[Directions for this task] Keep the wording of each record exactly the same when you repeat it, and leave out pictures.

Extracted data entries

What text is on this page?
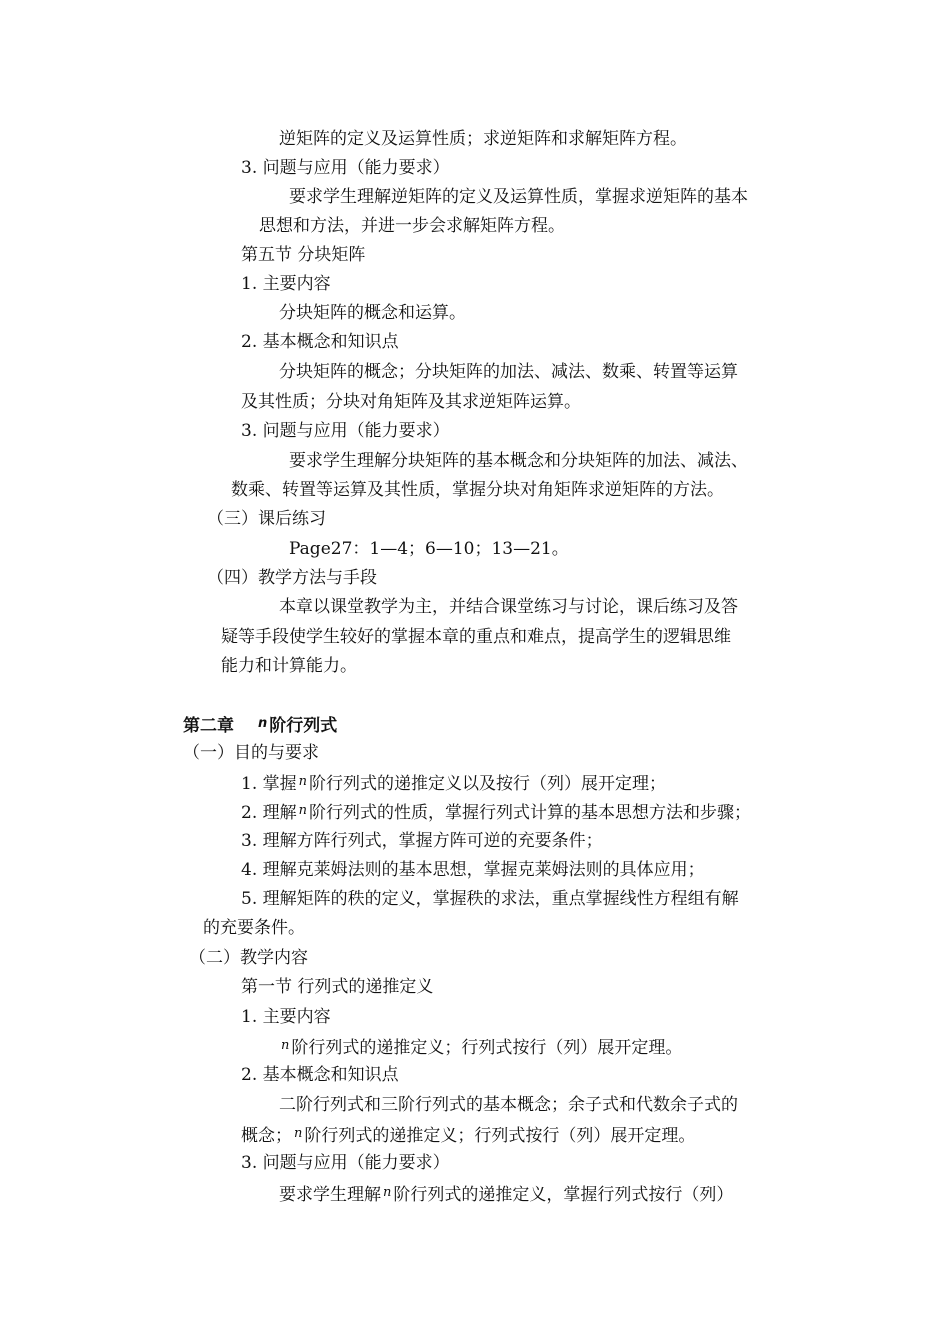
逆矩阵的定义及运算性质；求逆矩阵和求解矩阵方程。
3. 问题与应用（能力要求）
要求学生理解逆矩阵的定义及运算性质，掌握求逆矩阵的基本
思想和方法，并进一步会求解矩阵方程。
第五节 分块矩阵
1. 主要内容
分块矩阵的概念和运算。
2. 基本概念和知识点
分块矩阵的概念；分块矩阵的加法、减法、数乘、转置等运算
及其性质；分块对角矩阵及其求逆矩阵运算。
3. 问题与应用（能力要求）
要求学生理解分块矩阵的基本概念和分块矩阵的加法、减法、
数乘、转置等运算及其性质，掌握分块对角矩阵求逆矩阵的方法。
（三）课后练习
Page27：1—4；6—10；13—21。
（四）教学方法与手段
本章以课堂教学为主，并结合课堂练习与讨论，课后练习及答
疑等手段使学生较好的掌握本章的重点和难点，提高学生的逻辑思维
能力和计算能力。
第二章 $^n$ 阶行列式
（一）目的与要求
1. 掌握 $^n$ 阶行列式的递推定义以及按行（列）展开定理；
2. 理解 $^n$ 阶行列式的性质，掌握行列式计算的基本思想方法和步骤；
3. 理解方阵行列式，掌握方阵可逆的充要条件；
4. 理解克莱姆法则的基本思想，掌握克莱姆法则的具体应用；
5. 理解矩阵的秩的定义，掌握秩的求法，重点掌握线性方程组有解
的充要条件。
（二）教学内容
第一节 行列式的递推定义
1. 主要内容
$^n$ 阶行列式的递推定义；行列式按行（列）展开定理。
2. 基本概念和知识点
二阶行列式和三阶行列式的基本概念；余子式和代数余子式的
概念； $^n$ 阶行列式的递推定义；行列式按行（列）展开定理。
3. 问题与应用（能力要求）
要求学生理解 $^n$ 阶行列式的递推定义，掌握行列式按行（列）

[Answer to this exercise]
What text is on this page?
逆矩阵的定义及运算性质；求逆矩阵和求解矩阵方程。
3. 问题与应用（能力要求）
要求学生理解逆矩阵的定义及运算性质，掌握求逆矩阵的基本
思想和方法，并进一步会求解矩阵方程。
第五节 分块矩阵
1. 主要内容
分块矩阵的概念和运算。
2. 基本概念和知识点
分块矩阵的概念；分块矩阵的加法、减法、数乘、转置等运算
及其性质；分块对角矩阵及其求逆矩阵运算。
3. 问题与应用（能力要求）
要求学生理解分块矩阵的基本概念和分块矩阵的加法、减法、
数乘、转置等运算及其性质，掌握分块对角矩阵求逆矩阵的方法。
（三）课后练习
Page27：1—4；6—10；13—21。
（四）教学方法与手段
本章以课堂教学为主，并结合课堂练习与讨论，课后练习及答
疑等手段使学生较好的掌握本章的重点和难点，提高学生的逻辑思维
能力和计算能力。
第二章 $^n$ 阶行列式
（一）目的与要求
1. 掌握 $^n$ 阶行列式的递推定义以及按行（列）展开定理；
2. 理解 $^n$ 阶行列式的性质，掌握行列式计算的基本思想方法和步骤；
3. 理解方阵行列式，掌握方阵可逆的充要条件；
4. 理解克莱姆法则的基本思想，掌握克莱姆法则的具体应用；
5. 理解矩阵的秩的定义，掌握秩的求法，重点掌握线性方程组有解
的充要条件。
（二）教学内容
第一节 行列式的递推定义
1. 主要内容
$^n$ 阶行列式的递推定义；行列式按行（列）展开定理。
2. 基本概念和知识点
二阶行列式和三阶行列式的基本概念；余子式和代数余子式的
概念； $^n$ 阶行列式的递推定义；行列式按行（列）展开定理。
3. 问题与应用（能力要求）
要求学生理解 $^n$ 阶行列式的递推定义，掌握行列式按行（列）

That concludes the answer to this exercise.